-- START Data listing --

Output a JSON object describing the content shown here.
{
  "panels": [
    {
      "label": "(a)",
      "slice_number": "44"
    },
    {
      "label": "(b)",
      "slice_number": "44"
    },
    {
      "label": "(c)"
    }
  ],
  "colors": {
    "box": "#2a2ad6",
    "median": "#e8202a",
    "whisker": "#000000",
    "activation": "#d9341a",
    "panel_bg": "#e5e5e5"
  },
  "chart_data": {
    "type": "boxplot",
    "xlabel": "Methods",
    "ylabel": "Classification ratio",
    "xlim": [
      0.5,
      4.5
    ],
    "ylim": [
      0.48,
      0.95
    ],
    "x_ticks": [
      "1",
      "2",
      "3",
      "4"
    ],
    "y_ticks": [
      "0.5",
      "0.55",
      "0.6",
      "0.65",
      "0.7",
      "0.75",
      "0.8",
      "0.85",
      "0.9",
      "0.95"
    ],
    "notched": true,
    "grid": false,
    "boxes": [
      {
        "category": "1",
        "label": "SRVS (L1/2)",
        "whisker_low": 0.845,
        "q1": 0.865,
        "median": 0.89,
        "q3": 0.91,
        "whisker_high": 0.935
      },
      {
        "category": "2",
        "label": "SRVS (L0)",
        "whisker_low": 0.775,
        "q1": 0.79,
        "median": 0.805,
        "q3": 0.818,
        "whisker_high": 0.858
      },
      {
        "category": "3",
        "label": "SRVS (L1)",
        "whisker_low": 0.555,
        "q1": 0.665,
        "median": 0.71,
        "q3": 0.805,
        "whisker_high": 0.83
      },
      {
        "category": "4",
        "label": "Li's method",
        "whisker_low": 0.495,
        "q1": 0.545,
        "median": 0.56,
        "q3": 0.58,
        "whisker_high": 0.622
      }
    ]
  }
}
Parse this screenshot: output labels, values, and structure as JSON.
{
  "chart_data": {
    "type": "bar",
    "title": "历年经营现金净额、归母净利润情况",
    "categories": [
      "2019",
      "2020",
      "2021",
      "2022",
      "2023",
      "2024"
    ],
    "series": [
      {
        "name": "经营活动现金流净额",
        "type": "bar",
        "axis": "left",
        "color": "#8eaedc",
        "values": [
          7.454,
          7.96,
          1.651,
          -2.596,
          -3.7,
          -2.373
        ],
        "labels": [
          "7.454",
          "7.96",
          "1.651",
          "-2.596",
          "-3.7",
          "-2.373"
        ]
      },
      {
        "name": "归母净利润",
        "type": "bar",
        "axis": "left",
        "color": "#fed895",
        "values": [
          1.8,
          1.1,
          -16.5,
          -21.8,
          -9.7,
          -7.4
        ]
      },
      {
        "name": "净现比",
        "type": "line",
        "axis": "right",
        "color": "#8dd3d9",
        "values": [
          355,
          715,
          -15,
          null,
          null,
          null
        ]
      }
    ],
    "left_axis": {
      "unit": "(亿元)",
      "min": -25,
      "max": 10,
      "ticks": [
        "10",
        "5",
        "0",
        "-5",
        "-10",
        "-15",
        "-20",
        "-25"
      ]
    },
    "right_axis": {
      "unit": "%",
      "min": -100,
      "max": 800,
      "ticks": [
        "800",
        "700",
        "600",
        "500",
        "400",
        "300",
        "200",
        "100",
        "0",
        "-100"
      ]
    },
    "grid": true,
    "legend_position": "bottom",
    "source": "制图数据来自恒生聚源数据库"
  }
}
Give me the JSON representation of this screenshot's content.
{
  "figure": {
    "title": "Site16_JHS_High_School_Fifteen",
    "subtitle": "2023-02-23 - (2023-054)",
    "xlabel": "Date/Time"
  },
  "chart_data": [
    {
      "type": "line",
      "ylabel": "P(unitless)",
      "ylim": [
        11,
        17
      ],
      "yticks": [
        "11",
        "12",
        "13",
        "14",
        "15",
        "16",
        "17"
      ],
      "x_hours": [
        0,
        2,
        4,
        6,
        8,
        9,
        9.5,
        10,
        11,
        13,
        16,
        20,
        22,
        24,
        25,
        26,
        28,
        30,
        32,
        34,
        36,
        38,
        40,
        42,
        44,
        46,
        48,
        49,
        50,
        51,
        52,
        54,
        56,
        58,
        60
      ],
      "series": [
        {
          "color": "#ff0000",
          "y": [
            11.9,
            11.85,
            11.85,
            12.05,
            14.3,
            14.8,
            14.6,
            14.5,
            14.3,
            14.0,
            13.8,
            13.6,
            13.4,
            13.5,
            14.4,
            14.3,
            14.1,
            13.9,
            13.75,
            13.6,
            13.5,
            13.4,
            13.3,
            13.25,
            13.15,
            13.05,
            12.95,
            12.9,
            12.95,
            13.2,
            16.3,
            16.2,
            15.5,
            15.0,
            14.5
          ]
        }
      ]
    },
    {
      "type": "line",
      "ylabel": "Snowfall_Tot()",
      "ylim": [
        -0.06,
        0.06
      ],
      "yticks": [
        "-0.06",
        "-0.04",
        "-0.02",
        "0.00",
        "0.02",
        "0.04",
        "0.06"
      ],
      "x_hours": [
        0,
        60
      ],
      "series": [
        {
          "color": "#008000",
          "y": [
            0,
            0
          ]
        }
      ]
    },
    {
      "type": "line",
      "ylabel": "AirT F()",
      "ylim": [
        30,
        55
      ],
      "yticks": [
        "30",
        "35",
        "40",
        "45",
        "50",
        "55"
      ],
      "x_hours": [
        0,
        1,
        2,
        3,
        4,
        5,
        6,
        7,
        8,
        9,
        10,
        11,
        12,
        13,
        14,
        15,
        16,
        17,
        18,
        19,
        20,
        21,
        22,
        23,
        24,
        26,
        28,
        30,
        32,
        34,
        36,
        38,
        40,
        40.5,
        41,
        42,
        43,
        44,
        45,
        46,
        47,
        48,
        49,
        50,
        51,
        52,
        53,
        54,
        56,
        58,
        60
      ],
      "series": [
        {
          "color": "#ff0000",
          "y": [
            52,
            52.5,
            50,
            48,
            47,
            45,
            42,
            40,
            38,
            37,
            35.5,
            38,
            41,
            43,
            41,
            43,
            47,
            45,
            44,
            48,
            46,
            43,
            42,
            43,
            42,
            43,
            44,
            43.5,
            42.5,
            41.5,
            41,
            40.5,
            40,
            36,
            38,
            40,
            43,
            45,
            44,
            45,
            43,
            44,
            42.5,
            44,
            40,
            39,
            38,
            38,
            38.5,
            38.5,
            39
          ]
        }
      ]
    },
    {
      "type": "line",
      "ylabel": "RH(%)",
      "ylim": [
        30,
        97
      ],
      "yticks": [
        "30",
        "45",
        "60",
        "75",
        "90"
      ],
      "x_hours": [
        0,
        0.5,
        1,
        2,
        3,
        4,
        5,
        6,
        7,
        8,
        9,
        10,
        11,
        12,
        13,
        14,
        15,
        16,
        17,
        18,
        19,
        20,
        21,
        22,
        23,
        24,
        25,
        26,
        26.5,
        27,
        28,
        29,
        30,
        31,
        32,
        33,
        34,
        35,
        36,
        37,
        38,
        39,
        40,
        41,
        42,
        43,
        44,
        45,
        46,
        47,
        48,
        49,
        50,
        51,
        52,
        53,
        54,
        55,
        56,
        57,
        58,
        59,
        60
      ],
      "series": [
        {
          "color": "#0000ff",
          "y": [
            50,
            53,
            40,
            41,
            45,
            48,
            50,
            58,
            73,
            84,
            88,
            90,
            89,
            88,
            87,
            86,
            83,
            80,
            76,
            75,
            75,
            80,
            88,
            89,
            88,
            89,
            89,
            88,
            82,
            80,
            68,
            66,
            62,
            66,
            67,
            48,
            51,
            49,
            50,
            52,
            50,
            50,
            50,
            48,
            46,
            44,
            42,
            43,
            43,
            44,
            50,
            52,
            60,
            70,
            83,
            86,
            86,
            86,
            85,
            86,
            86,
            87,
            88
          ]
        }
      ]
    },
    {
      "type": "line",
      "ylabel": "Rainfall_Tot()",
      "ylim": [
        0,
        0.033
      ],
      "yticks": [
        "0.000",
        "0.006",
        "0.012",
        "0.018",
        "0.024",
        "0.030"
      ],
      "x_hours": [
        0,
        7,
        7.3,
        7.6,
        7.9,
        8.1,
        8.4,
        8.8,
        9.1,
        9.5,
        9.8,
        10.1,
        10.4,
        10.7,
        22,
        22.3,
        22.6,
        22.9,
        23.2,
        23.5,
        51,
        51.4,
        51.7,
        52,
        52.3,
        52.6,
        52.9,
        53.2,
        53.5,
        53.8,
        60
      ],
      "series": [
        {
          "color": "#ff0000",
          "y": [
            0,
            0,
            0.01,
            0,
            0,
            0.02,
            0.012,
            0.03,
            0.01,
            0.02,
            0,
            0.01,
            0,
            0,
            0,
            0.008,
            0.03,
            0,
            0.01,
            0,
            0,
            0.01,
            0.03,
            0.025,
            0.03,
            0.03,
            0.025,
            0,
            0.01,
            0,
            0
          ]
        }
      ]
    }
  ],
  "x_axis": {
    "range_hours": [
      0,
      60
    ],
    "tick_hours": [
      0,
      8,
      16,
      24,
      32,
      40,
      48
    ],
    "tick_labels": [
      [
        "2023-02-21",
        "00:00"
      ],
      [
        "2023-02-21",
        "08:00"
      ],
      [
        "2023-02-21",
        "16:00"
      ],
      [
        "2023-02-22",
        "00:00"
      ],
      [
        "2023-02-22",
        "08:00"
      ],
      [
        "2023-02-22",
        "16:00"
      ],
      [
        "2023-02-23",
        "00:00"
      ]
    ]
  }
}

-- END Data listing --

» **Task requirements**:
Give the number of lines that carry the word "this", with nothing added.

» **Complete response**:
2